Data entries
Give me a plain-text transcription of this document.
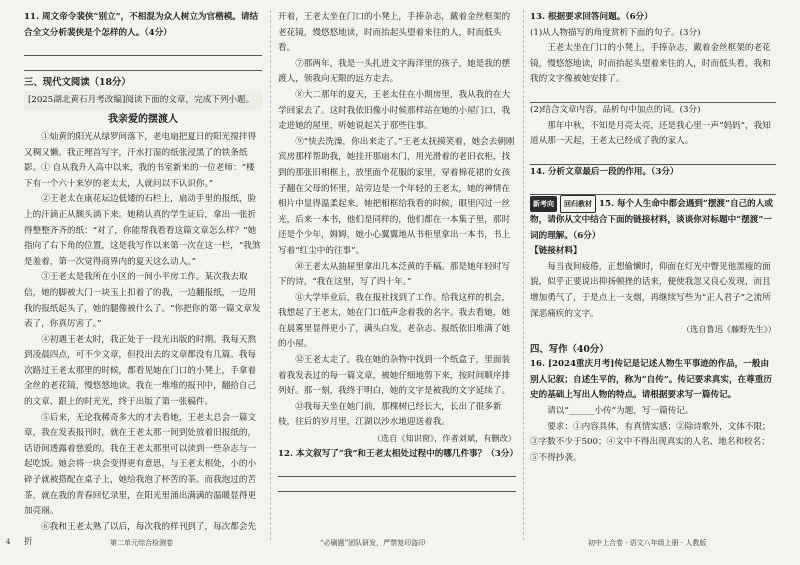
11. 周文帝令裴侠“别立”，不相混为众人树立为官楷模。请结合全文分析裴侠是个怎样的人。（4分）

三、现代文阅读（18分）

[2025湖北黄石月考改编]阅读下面的文章，完成下列小题。

我亲爱的摆渡人

①灿黄的阳光从绿罗间落下，老电扇把夏日的阳光搅拌得又稠又懒。我正埋首写字，汗水打湿的纸张浸黑了的铁条纸影。① 自从我升入高中以来，我的书室新来的一位老师：“楼下有一个六十来岁的老太太，人就问以不认识你。”

②王老太在康花坛边低矮的石栏上，扇动手里的报纸，脸上的汗滴正从额头淌下来。她稍认真的学生证后，拿出一张折得整整齐齐的纸：“对了，你能帮我看看这篇文章怎么样？”她指向了右下角的位置，这是我写作以来第一次在这一栏，“我煞是羞着，第一次觉得商界内的夏天这么动人。”

③王老太是我所在小区的一间小平房工作。某次我去取信，她的脚被大门一块玉上扣着了的我，一边翻报纸，一边用我的报纸起头了，她的腿像被什么了。“你把你的第一篇文章发表了，你真厉害了。”

④初遇王老太时，我正处于一段光出版的时期。我每天熬到凌晨四点，可不少文章，但投出去的文章都没有几篇。我每次路过王老太那里的时候，都看见她在门口的小凳上，手拿着全丝的老花镜，慢悠悠地读。我在一堆堆的报刊中，翻拾自己的文章、跟上的时光光，终于出版了第一张稿件。

⑤后来，无论我稀奇多大的才去看她，王老太总会一篇文章，我在发表报刊时，就在王老太那一间到处放着旧报纸的，话语间透露着慈爱的。我在王老太那里可以读到一些杂志与一起吃饭。她会将一块会变得更有意思，与王老太相处，小的小碎子就被搭配在桌子上，她给我泡了杯苦的茶。而我泡过的苦茶，就在我的青春回忆录里，在阳光里涌出满满的温暖显得更加亮丽。

⑥我和王老太熟了以后，每次我的样刊到了，每次都会先折

开着，王老太坐在门口的小凳上，手捧杂志，戴着金丝框架的老花镜，慢悠悠地读，时而抬起头望着来往的人，时而低头看。

⑦那两年，我是一头扎进文字海洋里的孩子，她是我的摆渡人，领我向无限的远方走去。

⑧大二那年的夏天，王老太住在小期房里，我从我的在大学回家去了。这时我依旧像小时候那样站在她的小屋门口，我走进她的屋里，听她说起关于那些往事。

⑨“快去洗澡，你出来走了。”王老太抚摸笑着，她会去朝刚宾房那样帮助我，她挂开那扇木门，用光滑着的老旧衣柜，找到的那张旧相框上，放里面个花服的家里，穿着棉花裙的女孩子翻在父母的怀里，站旁边是一个年轻的王老太，她的神情在相片中显得温柔起来。她把相框给我看的时候，眼里闪过一丝光，后来一本书，他们是同样的，他们都在一本集子里，那时还是个少年，姆姆，她小心翼翼地从书柜里拿出一本书，书上写着“红尘中的往事”。

⑩王老太从抽屉里拿出几本泛黄的手稿。那是她年轻时写下的诗，“我在这里，写了四十年。”

⑪大学毕业后，我在报社找到了工作。给我这样的机会，我想起了王老太，她在门口低声念着我的名字。我去看她，她在晨雾里显得更小了，满头白发。老杂志、报纸依旧堆满了她的小屋。

⑫王老太走了，我在她的杂物中找到一个纸盒子，里面装着我发表过的每一篇文章，被她仔细地剪下来，按时间顺序排列好。那一刻，我终于明白，她的文字是被我的文字延续了。

⑬我每天坐在她门前，那棵树已经长大，长出了很多新枝，往后的岁月里，江湖以沙水地迎送着我。

（选自《知识窗》，作者刘斌，有删改）

12. 本文叙写了“我”和王老太相处过程中的哪几件事？（3分）

13. 根据要求回答问题。（6分）

(1)从人物描写的角度赏析下面的句子。(3分)

王老太坐在门口的小凳上，手捧杂志，戴着金丝框架的老花镜，慢悠悠地读，时而抬起头望着来往的人，时而低头看，我和我的文字像被她安排了。

(2)结合文章内容，品析句中加点的词。(3分)

那年中秋，不知是月亮太亮，还是我心里一声“妈妈”，我知道从那一天起，王老太已经成了我的家人。

14. 分析文章最后一段的作用。（3分）

新考向 回归教材 15. 每个人生命中都会遇到“摆渡”自己的人或物，请你从文中结合下面的链接材料，谈谈你对标题中“摆渡”一词的理解。（6分）

【链接材料】

每当夜间疲倦，正想偷懒时，仰面在灯光中瞥见他黑瘦的面貌，似乎正要说出抑扬顿挫的话来，便使我忽又良心发现，而且增加勇气了，于是点上一支烟，再继续写些为“正人君子”之流所深恶痛疾的文字。

（选自鲁迅《藤野先生》）

四、写作（40分）

16. [2024重庆月考]传记是记述人物生平事迹的作品，一般由别人记叙；自述生平的，称为“自传”。传记要求真实，在尊重历史的基础上写出人物的特点。请根据要求写一篇传记。

请以“______小传”为题，写一篇传记。

要求：①内容具体，有真情实感；②除诗歌外，文体不限；③字数不少于500；④文中不得出现真实的人名、地名和校名；⑤不得抄袭。

4	第二单元综合检测卷	“必刷题”团队研发，严禁复印盗印	初中上合卷 · 语文八年级上册 · 人教版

• **EXERCISE OBJECTIVE**: Which lines above contain "王老太坐在门口的小凳上"? Show each of them.

• **OUTPUT BELOW**:
开着，王老太坐在门口的小凳上，手捧杂志，戴着金丝框架的老花镜，慢悠悠地读，时而抬起头望着来往的人，时而低头看。
王老太坐在门口的小凳上，手捧杂志，戴着金丝框架的老花镜，慢悠悠地读，时而抬起头望着来往的人，时而低头看，我和我的文字像被她安排了。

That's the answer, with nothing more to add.